# Data supplied start

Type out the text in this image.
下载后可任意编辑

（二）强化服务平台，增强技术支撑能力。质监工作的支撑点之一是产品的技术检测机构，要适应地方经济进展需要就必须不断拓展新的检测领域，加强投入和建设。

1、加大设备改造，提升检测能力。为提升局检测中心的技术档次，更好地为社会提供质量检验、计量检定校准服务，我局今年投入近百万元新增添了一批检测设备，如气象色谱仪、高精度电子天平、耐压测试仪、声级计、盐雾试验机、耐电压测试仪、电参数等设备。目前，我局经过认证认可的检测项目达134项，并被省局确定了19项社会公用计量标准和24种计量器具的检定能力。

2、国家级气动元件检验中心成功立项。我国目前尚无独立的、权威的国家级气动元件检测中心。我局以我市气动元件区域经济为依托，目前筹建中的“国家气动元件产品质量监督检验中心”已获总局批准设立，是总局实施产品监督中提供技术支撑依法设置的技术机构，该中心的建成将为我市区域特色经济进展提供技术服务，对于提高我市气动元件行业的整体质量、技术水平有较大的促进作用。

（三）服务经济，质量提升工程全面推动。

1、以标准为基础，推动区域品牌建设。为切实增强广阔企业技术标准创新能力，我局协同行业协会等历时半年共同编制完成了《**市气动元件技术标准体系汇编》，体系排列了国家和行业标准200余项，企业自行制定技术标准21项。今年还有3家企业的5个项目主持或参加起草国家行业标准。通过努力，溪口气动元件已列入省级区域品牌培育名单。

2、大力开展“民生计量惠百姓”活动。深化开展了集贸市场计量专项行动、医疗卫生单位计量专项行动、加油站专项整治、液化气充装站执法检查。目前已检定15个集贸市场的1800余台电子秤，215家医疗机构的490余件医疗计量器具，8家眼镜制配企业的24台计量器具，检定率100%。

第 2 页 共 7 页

# Data supplied end

### Directive
Please repeat all the records above exactly as they appear.

### Result of this exercise
Type out the text in this image.
下载后可任意编辑

（二）强化服务平台，增强技术支撑能力。质监工作的支撑点之一是产品的技术检测机构，要适应地方经济进展需要就必须不断拓展新的检测领域，加强投入和建设。

1、加大设备改造，提升检测能力。为提升局检测中心的技术档次，更好地为社会提供质量检验、计量检定校准服务，我局今年投入近百万元新增添了一批检测设备，如气象色谱仪、高精度电子天平、耐压测试仪、声级计、盐雾试验机、耐电压测试仪、电参数等设备。目前，我局经过认证认可的检测项目达134项，并被省局确定了19项社会公用计量标准和24种计量器具的检定能力。

2、国家级气动元件检验中心成功立项。我国目前尚无独立的、权威的国家级气动元件检测中心。我局以我市气动元件区域经济为依托，目前筹建中的“国家气动元件产品质量监督检验中心”已获总局批准设立，是总局实施产品监督中提供技术支撑依法设置的技术机构，该中心的建成将为我市区域特色经济进展提供技术服务，对于提高我市气动元件行业的整体质量、技术水平有较大的促进作用。

（三）服务经济，质量提升工程全面推动。

1、以标准为基础，推动区域品牌建设。为切实增强广阔企业技术标准创新能力，我局协同行业协会等历时半年共同编制完成了《**市气动元件技术标准体系汇编》，体系排列了国家和行业标准200余项，企业自行制定技术标准21项。今年还有3家企业的5个项目主持或参加起草国家行业标准。通过努力，溪口气动元件已列入省级区域品牌培育名单。

2、大力开展“民生计量惠百姓”活动。深化开展了集贸市场计量专项行动、医疗卫生单位计量专项行动、加油站专项整治、液化气充装站执法检查。目前已检定15个集贸市场的1800余台电子秤，215家医疗机构的490余件医疗计量器具，8家眼镜制配企业的24台计量器具，检定率100%。

第 2 页 共 7 页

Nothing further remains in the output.